**Exercise directions**
Find all lines in the records that include the word "APPENDIX", and copy them out.

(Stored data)
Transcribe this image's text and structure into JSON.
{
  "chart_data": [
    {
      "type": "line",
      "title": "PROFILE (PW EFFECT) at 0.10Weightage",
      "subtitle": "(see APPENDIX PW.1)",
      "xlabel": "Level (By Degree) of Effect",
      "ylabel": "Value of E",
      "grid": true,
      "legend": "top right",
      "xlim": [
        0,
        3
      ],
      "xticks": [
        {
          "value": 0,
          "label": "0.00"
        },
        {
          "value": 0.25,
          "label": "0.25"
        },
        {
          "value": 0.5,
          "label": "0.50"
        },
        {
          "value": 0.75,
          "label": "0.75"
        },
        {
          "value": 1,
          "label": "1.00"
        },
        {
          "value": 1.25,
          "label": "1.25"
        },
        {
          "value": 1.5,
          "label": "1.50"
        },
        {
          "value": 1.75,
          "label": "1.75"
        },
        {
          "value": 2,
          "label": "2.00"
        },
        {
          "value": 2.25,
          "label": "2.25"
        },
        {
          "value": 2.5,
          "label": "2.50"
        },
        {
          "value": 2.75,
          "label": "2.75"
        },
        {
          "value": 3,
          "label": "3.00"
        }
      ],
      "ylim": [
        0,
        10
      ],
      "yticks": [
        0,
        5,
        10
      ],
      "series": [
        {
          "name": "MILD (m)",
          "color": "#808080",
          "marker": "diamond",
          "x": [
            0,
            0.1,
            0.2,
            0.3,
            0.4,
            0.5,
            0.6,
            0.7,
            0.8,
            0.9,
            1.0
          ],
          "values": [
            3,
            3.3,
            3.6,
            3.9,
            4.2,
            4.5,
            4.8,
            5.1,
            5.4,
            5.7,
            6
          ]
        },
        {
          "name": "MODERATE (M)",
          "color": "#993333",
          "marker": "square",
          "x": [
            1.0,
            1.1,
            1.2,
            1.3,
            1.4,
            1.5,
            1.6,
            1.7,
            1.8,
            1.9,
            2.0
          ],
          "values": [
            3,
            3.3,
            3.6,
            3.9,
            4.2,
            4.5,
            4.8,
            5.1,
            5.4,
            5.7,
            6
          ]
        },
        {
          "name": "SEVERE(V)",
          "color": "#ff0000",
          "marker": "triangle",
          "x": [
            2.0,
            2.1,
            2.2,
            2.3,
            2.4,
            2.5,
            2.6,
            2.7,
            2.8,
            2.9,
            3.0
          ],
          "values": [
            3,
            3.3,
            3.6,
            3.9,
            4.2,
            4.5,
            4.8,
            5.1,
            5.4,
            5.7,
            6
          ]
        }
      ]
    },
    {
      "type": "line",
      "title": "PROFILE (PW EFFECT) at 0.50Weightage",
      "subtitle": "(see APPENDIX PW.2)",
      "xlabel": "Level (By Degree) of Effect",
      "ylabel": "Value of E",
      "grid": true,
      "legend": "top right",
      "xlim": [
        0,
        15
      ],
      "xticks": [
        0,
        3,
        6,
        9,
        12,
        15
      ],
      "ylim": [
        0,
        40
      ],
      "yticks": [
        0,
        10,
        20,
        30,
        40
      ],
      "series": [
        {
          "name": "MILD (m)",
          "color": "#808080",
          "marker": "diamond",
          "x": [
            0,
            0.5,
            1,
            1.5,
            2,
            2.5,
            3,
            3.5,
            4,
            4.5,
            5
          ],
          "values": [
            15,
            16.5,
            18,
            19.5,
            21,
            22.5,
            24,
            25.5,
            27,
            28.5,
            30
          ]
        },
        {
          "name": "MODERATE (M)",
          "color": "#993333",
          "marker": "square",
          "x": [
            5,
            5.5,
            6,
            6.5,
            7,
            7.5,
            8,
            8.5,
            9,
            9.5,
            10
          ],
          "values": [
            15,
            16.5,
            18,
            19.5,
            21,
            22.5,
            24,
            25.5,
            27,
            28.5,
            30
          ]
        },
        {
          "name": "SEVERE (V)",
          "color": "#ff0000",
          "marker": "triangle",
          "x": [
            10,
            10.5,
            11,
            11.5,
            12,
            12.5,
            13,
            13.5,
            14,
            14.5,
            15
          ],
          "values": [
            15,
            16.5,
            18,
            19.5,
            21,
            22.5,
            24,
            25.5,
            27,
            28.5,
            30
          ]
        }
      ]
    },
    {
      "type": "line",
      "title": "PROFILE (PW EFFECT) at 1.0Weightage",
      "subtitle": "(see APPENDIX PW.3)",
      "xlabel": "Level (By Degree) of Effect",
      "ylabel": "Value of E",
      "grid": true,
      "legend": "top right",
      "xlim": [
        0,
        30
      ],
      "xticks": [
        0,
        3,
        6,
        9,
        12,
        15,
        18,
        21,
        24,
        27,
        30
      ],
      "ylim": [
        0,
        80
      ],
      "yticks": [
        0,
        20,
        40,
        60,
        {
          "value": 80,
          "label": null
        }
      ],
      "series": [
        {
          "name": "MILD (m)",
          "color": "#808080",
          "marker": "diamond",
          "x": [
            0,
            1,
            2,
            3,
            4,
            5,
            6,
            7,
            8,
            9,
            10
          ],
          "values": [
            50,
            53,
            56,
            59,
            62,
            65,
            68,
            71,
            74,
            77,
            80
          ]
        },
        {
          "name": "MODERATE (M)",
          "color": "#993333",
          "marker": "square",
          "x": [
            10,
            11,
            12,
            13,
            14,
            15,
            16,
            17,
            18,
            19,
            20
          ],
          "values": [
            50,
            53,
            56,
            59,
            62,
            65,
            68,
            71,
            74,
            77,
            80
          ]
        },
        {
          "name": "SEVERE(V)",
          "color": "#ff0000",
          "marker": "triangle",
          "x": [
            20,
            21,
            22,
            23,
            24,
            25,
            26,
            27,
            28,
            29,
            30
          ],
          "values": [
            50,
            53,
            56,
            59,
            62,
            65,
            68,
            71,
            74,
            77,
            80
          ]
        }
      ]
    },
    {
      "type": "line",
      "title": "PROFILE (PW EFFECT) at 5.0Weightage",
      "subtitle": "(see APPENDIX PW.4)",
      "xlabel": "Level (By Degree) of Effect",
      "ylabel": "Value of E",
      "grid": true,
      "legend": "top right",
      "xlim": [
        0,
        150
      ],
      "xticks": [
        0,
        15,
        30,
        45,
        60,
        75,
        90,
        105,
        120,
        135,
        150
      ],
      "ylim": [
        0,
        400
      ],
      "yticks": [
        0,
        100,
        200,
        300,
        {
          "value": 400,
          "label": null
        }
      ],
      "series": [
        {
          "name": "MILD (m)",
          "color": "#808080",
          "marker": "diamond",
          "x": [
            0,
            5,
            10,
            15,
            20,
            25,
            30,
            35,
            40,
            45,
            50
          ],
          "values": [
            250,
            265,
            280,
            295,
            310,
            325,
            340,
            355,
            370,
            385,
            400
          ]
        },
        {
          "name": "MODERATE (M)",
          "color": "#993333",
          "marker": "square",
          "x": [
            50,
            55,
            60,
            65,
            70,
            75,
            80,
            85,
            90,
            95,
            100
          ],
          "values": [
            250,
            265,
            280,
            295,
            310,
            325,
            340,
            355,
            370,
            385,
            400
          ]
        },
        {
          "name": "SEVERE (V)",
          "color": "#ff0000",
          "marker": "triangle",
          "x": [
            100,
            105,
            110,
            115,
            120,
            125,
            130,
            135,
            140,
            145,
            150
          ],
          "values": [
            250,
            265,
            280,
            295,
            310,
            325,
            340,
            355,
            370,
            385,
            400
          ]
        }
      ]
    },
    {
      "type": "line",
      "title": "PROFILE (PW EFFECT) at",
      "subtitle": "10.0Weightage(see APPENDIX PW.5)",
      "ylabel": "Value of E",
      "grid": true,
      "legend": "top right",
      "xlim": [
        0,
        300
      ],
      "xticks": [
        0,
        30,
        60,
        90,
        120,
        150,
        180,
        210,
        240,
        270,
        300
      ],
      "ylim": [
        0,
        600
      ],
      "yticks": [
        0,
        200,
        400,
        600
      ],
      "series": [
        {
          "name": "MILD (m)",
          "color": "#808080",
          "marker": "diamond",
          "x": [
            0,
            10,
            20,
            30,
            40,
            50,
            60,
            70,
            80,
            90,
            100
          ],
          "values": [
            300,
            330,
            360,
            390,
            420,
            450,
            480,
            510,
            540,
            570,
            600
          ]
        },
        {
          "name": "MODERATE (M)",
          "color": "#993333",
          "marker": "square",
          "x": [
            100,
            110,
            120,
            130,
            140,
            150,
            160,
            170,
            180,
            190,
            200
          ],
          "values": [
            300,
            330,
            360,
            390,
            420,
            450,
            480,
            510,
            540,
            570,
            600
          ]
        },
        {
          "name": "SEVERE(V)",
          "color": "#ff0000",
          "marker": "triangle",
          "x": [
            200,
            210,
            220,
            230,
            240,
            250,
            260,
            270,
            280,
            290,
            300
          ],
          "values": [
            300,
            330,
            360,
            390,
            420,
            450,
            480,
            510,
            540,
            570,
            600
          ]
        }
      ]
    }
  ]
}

**In response**
      "subtitle": "(see APPENDIX PW.1)",
      "subtitle": "(see APPENDIX PW.2)",
      "subtitle": "(see APPENDIX PW.3)",
      "subtitle": "(see APPENDIX PW.4)",
      "subtitle": "10.0Weightage(see APPENDIX PW.5)",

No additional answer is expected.